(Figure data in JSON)
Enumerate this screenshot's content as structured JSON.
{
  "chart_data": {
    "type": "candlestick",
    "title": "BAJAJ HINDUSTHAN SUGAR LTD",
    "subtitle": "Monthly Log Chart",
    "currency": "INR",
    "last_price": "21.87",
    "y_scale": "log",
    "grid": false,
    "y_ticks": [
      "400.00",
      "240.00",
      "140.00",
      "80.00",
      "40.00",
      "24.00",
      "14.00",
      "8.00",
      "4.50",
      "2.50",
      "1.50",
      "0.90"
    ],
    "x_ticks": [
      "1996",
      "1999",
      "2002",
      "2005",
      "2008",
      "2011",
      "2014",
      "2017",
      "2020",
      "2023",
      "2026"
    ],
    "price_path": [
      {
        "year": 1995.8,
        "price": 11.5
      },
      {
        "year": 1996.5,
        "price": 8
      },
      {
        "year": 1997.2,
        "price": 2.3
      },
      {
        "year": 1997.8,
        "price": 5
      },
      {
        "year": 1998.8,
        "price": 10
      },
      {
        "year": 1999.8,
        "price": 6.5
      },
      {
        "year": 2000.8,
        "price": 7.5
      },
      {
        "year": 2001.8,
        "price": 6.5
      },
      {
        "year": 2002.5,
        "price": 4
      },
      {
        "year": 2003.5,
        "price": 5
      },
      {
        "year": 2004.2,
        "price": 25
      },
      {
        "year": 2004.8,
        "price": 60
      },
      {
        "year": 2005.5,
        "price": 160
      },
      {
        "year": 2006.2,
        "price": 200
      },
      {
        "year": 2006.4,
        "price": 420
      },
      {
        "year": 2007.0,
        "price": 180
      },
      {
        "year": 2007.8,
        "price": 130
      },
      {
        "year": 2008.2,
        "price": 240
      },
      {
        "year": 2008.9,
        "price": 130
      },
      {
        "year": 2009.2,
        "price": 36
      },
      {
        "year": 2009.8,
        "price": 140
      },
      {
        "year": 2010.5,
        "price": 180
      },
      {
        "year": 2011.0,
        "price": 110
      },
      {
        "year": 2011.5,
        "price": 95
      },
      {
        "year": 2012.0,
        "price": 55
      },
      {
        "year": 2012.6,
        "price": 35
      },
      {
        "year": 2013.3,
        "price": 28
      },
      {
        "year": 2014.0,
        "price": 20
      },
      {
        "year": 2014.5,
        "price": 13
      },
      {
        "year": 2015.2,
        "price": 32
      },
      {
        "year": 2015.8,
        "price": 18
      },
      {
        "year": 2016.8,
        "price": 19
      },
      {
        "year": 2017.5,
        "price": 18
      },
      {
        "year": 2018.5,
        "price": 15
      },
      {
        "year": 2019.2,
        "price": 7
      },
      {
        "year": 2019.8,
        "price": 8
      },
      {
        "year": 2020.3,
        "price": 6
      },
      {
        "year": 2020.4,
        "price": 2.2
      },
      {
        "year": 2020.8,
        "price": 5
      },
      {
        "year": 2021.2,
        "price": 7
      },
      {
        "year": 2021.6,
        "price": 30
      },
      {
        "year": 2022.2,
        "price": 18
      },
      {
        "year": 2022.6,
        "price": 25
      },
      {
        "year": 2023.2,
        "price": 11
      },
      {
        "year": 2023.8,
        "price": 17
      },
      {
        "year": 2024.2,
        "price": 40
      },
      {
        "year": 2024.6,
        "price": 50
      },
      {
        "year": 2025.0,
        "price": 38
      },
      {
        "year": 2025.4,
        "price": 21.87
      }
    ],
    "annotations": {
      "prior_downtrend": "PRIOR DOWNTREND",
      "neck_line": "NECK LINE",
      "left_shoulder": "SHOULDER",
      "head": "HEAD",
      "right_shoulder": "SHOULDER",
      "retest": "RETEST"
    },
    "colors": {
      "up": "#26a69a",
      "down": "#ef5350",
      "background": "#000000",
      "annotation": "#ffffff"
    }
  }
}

# Written exercise:
Using the records above, select and copy every line that has the word "SHOULDER".

# Expected output:
      "left_shoulder": "SHOULDER",
      "right_shoulder": "SHOULDER",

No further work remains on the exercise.